[Data entries]
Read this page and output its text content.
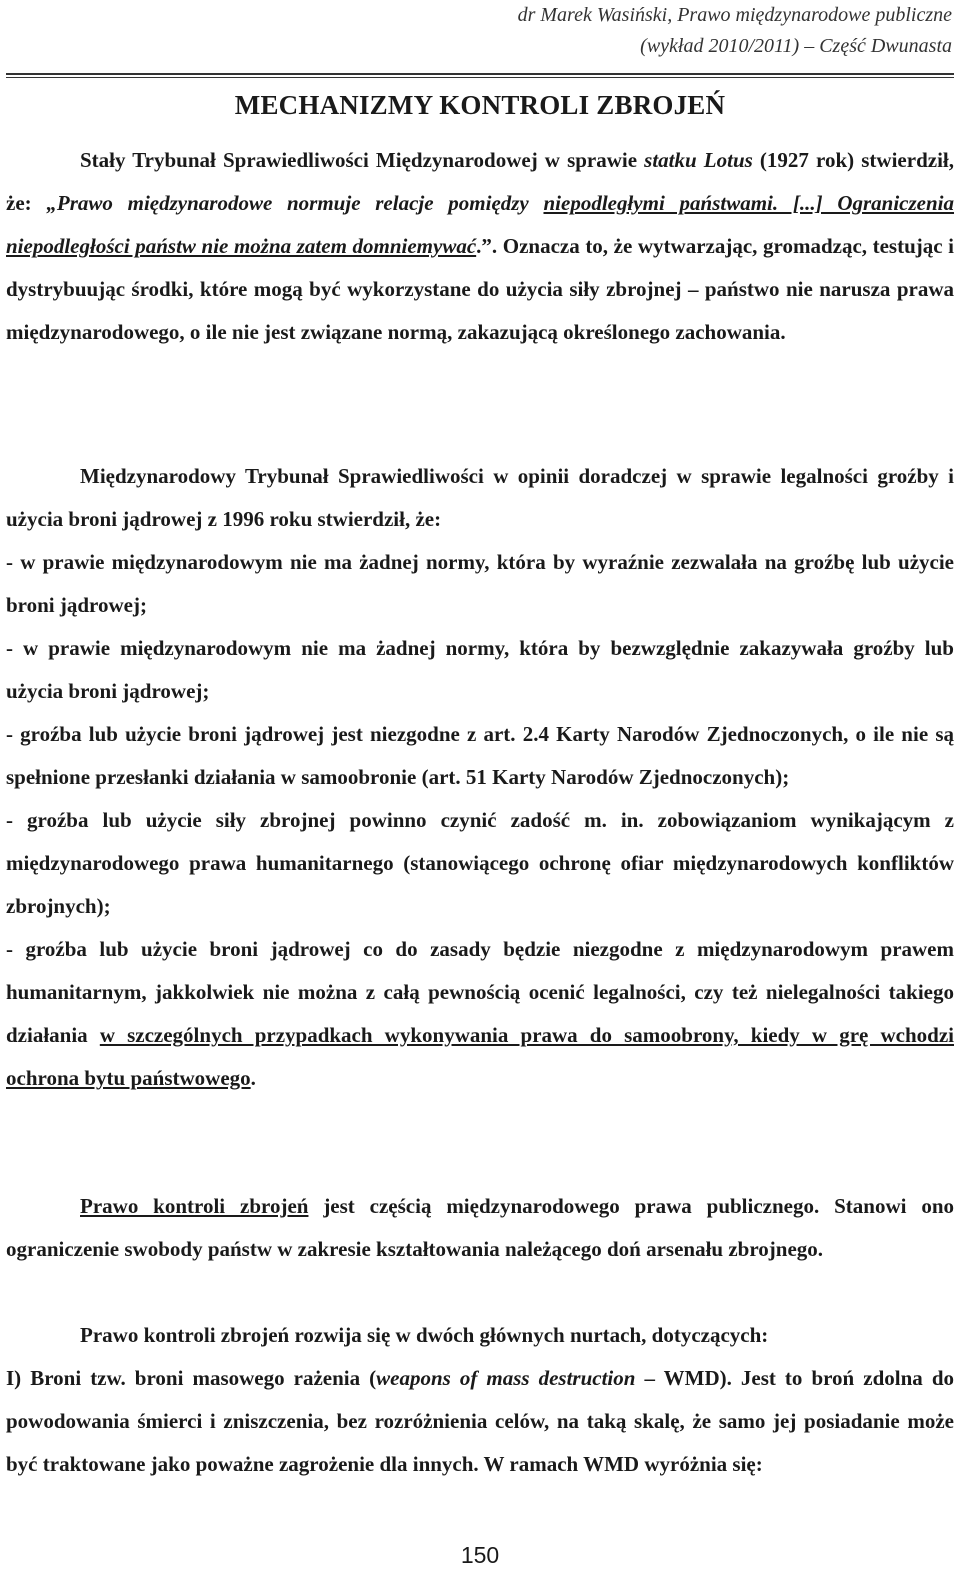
dr Marek Wasiński, Prawo międzynarodowe publiczne
(wykład 2010/2011) – Część Dwunasta
MECHANIZMY KONTROLI ZBROJEŃ

Stały Trybunał Sprawiedliwości Międzynarodowej w sprawie statku Lotus (1927 rok) stwierdził, że: „Prawo międzynarodowe normuje relacje pomiędzy niepodległymi państwami. [...] Ograniczenia niepodległości państw nie można zatem domniemywać.”. Oznacza to, że wytwarzając, gromadząc, testując i dystrybuując środki, które mogą być wykorzystane do użycia siły zbrojnej – państwo nie narusza prawa międzynarodowego, o ile nie jest związane normą, zakazującą określonego zachowania.

Międzynarodowy Trybunał Sprawiedliwości w opinii doradczej w sprawie legalności groźby i użycia broni jądrowej z 1996 roku stwierdził, że:

- w prawie międzynarodowym nie ma żadnej normy, która by wyraźnie zezwalała na groźbę lub użycie broni jądrowej;

- w prawie międzynarodowym nie ma żadnej normy, która by bezwzględnie zakazywała groźby lub użycia broni jądrowej;

- groźba lub użycie broni jądrowej jest niezgodne z art. 2.4 Karty Narodów Zjednoczonych, o ile nie są spełnione przesłanki działania w samoobronie (art. 51 Karty Narodów Zjednoczonych);

- groźba lub użycie siły zbrojnej powinno czynić zadość m. in. zobowiązaniom wynikającym z międzynarodowego prawa humanitarnego (stanowiącego ochronę ofiar międzynarodowych konfliktów zbrojnych);

- groźba lub użycie broni jądrowej co do zasady będzie niezgodne z międzynarodowym prawem humanitarnym, jakkolwiek nie można z całą pewnością ocenić legalności, czy też nielegalności takiego działania w szczególnych przypadkach wykonywania prawa do samoobrony, kiedy w grę wchodzi ochrona bytu państwowego.

Prawo kontroli zbrojeń jest częścią międzynarodowego prawa publicznego. Stanowi ono ograniczenie swobody państw w zakresie kształtowania należącego doń arsenału zbrojnego.

Prawo kontroli zbrojeń rozwija się w dwóch głównych nurtach, dotyczących:

I) Broni tzw. broni masowego rażenia (weapons of mass destruction – WMD). Jest to broń zdolna do powodowania śmierci i zniszczenia, bez rozróżnienia celów, na taką skalę, że samo jej posiadanie może być traktowane jako poważne zagrożenie dla innych. W ramach WMD wyróżnia się:

150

To be done: Work out how many lines above have the string "międzynarodowego" in them, and give only the number.

Answer in full: 3